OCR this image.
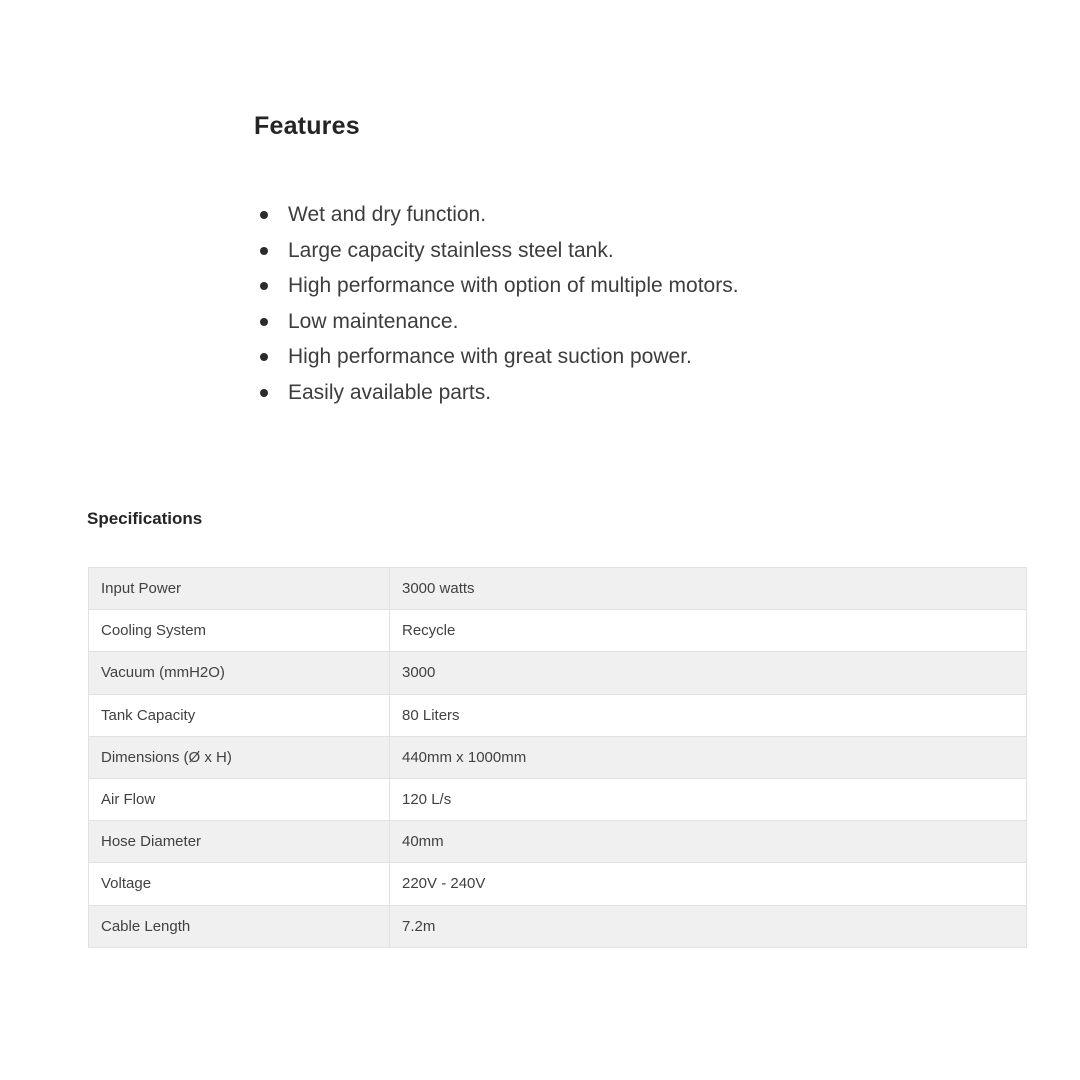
Features
Wet and dry function.
Large capacity stainless steel tank.
High performance with option of multiple motors.
Low maintenance.
High performance with great suction power.
Easily available parts.
Specifications
Input Power	3000 watts
Cooling System	Recycle
Vacuum (mmH2O)	3000
Tank Capacity	80 Liters
Dimensions (Ø x H)	440mm x 1000mm
Air Flow	120 L/s
Hose Diameter	40mm
Voltage	220V - 240V
Cable Length	7.2m
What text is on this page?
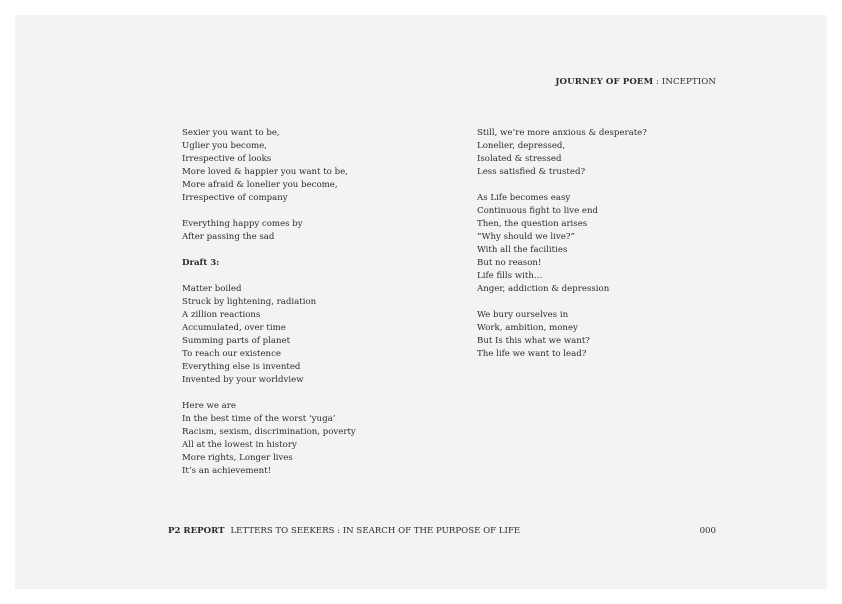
JOURNEY OF POEM : INCEPTION
Sexier you want to be,
Uglier you become,
Irrespective of looks
More loved & happier you want to be,
More afraid & lonelier you become,
Irrespective of company
Everything happy comes by
After passing the sad
Draft 3:
Matter boiled
Struck by lightening, radiation
A zillion reactions
Accumulated, over time
Summing parts of planet
To reach our existence
Everything else is invented
Invented by your worldview
Here we are
In the best time of the worst ‘yuga’
Racism, sexism, discrimination, poverty
All at the lowest in history
More rights, Longer lives
It’s an achievement!
Still, we’re more anxious & desperate?
Lonelier, depressed,
Isolated & stressed
Less satisfied & trusted?
As Life becomes easy
Continuous fight to live end
Then, the question arises
“Why should we live?”
With all the facilities
But no reason!
Life fills with…
Anger, addiction & depression
We bury ourselves in
Work, ambition, money
But Is this what we want?
The life we want to lead?
P2 REPORT LETTERS TO SEEKERS : IN SEARCH OF THE PURPOSE OF LIFE	000
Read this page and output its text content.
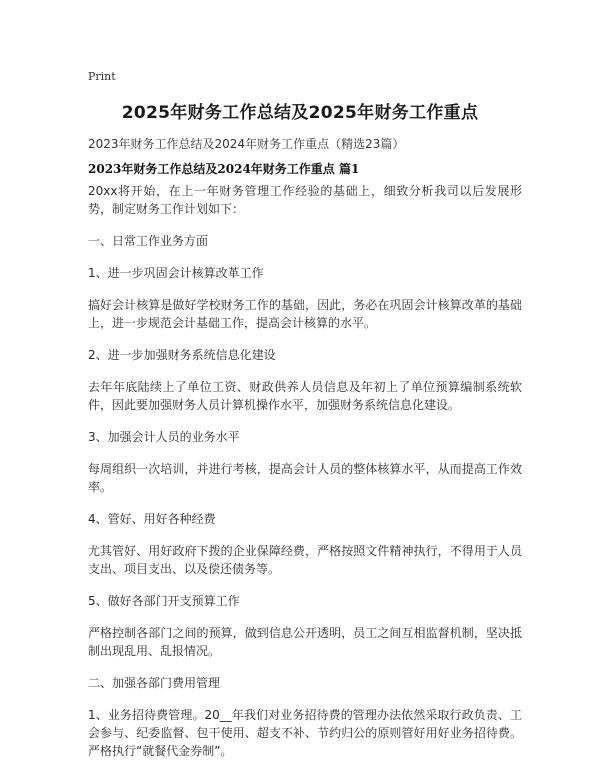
Print
2025年财务工作总结及2025年财务工作重点
2023年财务工作总结及2024年财务工作重点（精选23篇）
2023年财务工作总结及2024年财务工作重点 篇1

20xx将开始，在上一年财务管理工作经验的基础上，细致分析我司以后发展形势，制定财务工作计划如下：

一、日常工作业务方面

1、进一步巩固会计核算改革工作

搞好会计核算是做好学校财务工作的基础，因此，务必在巩固会计核算改革的基础上，进一步规范会计基础工作，提高会计核算的水平。

2、进一步加强财务系统信息化建设

去年年底陆续上了单位工资、财政供养人员信息及年初上了单位预算编制系统软件，因此要加强财务人员计算机操作水平，加强财务系统信息化建设。

3、加强会计人员的业务水平

每周组织一次培训，并进行考核，提高会计人员的整体核算水平，从而提高工作效率。

4、管好、用好各种经费

尤其管好、用好政府下拨的企业保障经费，严格按照文件精神执行，不得用于人员支出、项目支出、以及偿还债务等。

5、做好各部门开支预算工作

严格控制各部门之间的预算，做到信息公开透明，员工之间互相监督机制，坚决抵制出现乱用、乱报情况。

二、加强各部门费用管理

1、业务招待费管理。20__年我们对业务招待费的管理办法依然采取行政负责、工会参与、纪委监督、包干使用、超支不补、节约归公的原则管好用好业务招待费。严格执行“就餐代金券制”。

-- What the task asks --
Find all the lines containing "this" in the material, then copy them.

-- Problem solution --
OCR this image.
What text is on this page?
But Is this what we want?
Read this page and output its text content.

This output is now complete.